Write what comes next in the text below comparing database systems and data warehouses, picking up right after its last sentence.

◆ **Reading text**:
★ ★ ★ ★

12 Difference Between Database System And Data Warehouse


 What Is A Database System?

A database system is an organized collection of data, generally stored and accessed electronically from a computer system.  A database system represents some aspects of the real world and is designed to be build and be populated with data for certain tasks. A database system contains information organized in columns, rows and tables that is periodically indexed to make accessing relevant information more flexible.

What Is A Data Warehouse?

Data warehouse also referred to as enterprise data warehouse is an aggregate of corporate information and data derived from both operational systems and external sources.  A data warehouse is designed to support business decisions by allowing data aggregation, analysis and reporting at different stages.

In data warehouse from different sources is extracted into a single area, transformed according to the decision support system needs and store into a warehouse so as to contribute to future decision making.

Also Read: Difference Between Operational And Information System

Difference Between Database System And Data Warehouse In Tabular Form

Description A database system contains information organized in columns, rows and tables that is periodically indexed to make accessing relevant information more flexible. A data warehouse is a system that pulls together data from many different sources within an organization for reporting and analysis.

★ ★ ★ ★

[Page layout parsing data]
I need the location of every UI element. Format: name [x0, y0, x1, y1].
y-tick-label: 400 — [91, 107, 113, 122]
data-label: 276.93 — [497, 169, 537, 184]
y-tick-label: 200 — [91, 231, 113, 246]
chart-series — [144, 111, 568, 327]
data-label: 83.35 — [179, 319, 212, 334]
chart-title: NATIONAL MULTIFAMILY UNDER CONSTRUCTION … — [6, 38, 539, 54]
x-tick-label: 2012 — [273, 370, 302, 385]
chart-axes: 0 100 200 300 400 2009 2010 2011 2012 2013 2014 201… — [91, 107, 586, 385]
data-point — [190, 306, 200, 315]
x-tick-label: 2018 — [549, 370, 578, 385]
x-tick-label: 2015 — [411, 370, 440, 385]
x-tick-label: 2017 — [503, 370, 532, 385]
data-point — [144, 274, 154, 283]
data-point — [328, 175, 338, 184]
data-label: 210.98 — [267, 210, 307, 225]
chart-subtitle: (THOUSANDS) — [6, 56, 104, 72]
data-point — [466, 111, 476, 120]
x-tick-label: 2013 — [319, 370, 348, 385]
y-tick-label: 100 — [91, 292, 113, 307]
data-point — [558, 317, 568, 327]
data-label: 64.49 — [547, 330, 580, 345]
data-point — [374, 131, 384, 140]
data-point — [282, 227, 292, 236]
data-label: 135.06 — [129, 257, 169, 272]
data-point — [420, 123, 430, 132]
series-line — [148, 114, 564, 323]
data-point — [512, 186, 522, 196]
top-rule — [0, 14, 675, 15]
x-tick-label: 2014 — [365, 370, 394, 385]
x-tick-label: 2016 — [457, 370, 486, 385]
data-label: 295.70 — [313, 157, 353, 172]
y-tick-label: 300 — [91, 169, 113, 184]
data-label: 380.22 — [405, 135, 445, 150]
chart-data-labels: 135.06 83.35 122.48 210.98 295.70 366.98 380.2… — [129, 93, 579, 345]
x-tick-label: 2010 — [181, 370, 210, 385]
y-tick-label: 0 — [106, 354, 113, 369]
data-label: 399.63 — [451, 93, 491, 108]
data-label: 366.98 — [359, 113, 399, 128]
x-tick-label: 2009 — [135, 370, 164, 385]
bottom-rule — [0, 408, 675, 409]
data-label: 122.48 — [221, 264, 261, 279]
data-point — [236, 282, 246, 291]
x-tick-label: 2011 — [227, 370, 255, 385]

★ ★ ★ ★

◆ **Response to the exercise**:
Purpose A database is built to store current transactions and enable fast access to specific transactions for ongoing business processes, known as Online Transaction Processing (OLTP). A data warehouse is built to store large quantities of historical data and enable fast, complex queries across all data, typically using (Online Analytical Processing (OLAP).
Data Data within operational database systems are generally updated regularly.   Data within a data warehouse is non-volatile, meaning when data is added old data is not erased so rarely updates.
Concurrent Users A data base system is able to handle thousands of users simultaneously without affecting the system performance. Data warehouse supports a limited number of concurrent users.
Applications With databases, there is one-to-one relationship with a single application as its source. With data warehouses, there is one-to-many relationships between a data warehouse and the application that serve as the data source.
Represents Database system reads current (day to day) transactions within an organization.   Data warehouse system reads historical data for analytical purposes and business reporting.  
Usage ER modeling techniques are used for designing.   Data modeling techniques are used for designing.
Data Storage Approach Flat relational approach method is used for data storage.   Data warehouse uses dimensional and normalized approach for data structure. Example snowflake schema and star.
Speed and Efficiency Due to number of table joins, performing analytical queries is difficult and requires an experienced database administrator familiar with the application to write queries that result in meaningful analysis. In data warehouse, tables are de-normalized to yield and integrated to produce summarized data, multidimensional views and faster query response times.
Data Structure Databases use normalized data structure, whereby data is re-organized so that it does not contain redundant data and all related data items are stored together into multiple tables. Data warehouse uses a de-normalized data structure whereby few tables are used to group information for analytical purposes.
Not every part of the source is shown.